**Excerpt from a dataset**:
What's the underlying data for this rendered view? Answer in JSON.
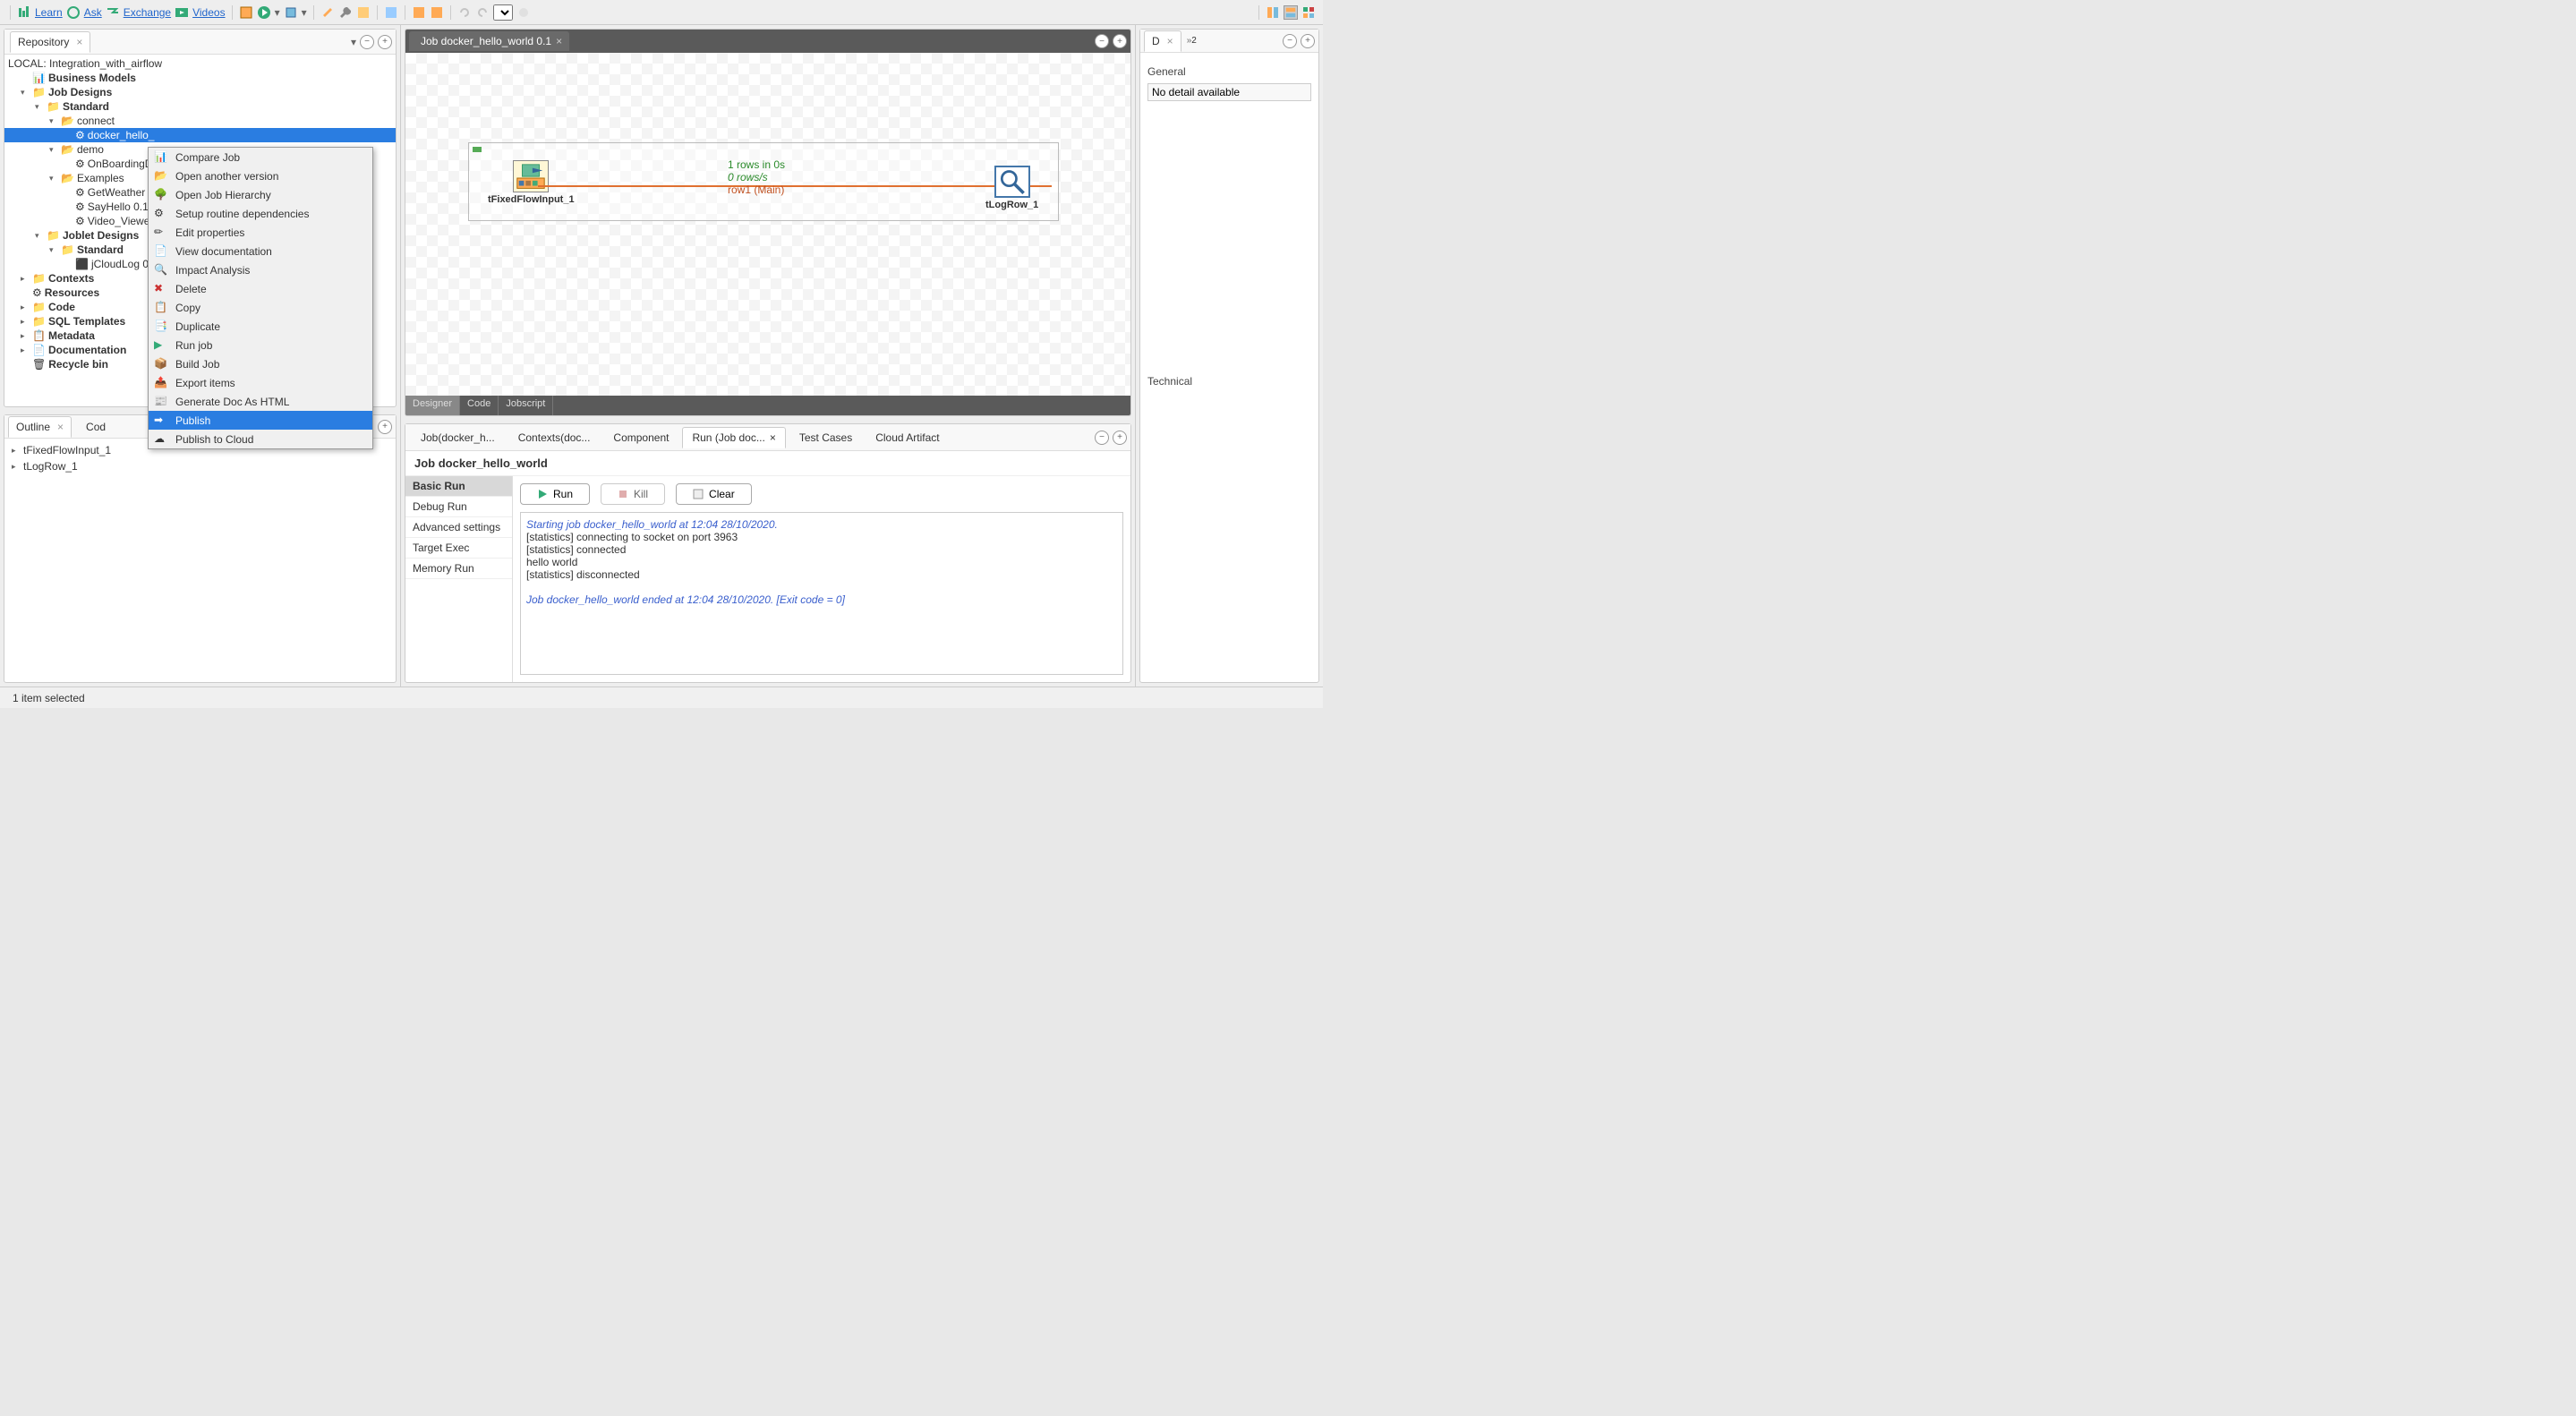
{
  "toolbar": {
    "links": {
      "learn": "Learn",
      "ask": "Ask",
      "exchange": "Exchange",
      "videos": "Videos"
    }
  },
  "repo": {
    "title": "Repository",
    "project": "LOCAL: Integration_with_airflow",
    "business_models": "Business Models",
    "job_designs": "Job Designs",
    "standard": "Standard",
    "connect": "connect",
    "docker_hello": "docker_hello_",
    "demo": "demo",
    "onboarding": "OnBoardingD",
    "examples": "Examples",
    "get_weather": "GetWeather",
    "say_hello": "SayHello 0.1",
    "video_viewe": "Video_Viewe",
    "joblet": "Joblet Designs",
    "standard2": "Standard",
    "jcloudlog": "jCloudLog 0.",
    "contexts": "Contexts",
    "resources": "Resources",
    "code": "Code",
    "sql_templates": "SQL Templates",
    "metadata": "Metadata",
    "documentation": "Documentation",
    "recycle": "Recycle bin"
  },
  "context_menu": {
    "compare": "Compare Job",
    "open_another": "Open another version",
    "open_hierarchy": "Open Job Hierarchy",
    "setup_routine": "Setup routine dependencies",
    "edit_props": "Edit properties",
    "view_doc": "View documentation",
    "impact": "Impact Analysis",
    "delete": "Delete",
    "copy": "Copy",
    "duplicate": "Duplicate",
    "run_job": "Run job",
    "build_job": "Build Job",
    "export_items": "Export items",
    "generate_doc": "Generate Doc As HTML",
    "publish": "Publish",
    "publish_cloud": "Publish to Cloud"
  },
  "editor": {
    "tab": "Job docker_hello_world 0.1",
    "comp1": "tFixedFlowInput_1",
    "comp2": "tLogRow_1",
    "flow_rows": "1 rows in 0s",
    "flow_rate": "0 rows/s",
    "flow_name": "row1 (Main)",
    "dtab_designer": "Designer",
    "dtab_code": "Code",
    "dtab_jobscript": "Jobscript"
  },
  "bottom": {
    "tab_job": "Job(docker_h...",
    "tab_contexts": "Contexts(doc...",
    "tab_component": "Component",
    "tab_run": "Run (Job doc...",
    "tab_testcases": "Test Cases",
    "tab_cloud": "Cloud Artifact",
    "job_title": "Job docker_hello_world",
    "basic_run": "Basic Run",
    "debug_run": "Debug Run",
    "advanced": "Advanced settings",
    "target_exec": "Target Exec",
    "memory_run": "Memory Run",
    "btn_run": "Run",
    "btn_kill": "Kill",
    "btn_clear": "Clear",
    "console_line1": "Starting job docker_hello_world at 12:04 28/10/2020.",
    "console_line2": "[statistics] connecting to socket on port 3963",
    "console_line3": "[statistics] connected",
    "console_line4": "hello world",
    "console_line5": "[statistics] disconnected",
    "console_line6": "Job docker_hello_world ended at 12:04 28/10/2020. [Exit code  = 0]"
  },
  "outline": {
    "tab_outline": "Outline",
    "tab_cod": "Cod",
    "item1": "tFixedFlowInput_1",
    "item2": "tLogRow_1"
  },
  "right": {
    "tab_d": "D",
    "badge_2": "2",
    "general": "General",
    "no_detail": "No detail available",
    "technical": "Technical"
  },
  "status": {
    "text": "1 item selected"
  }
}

**Exercise directions**: Return each line among the entries that holds the word "Standard".

**Exercise solution**:
    "standard": "Standard",
    "standard2": "Standard",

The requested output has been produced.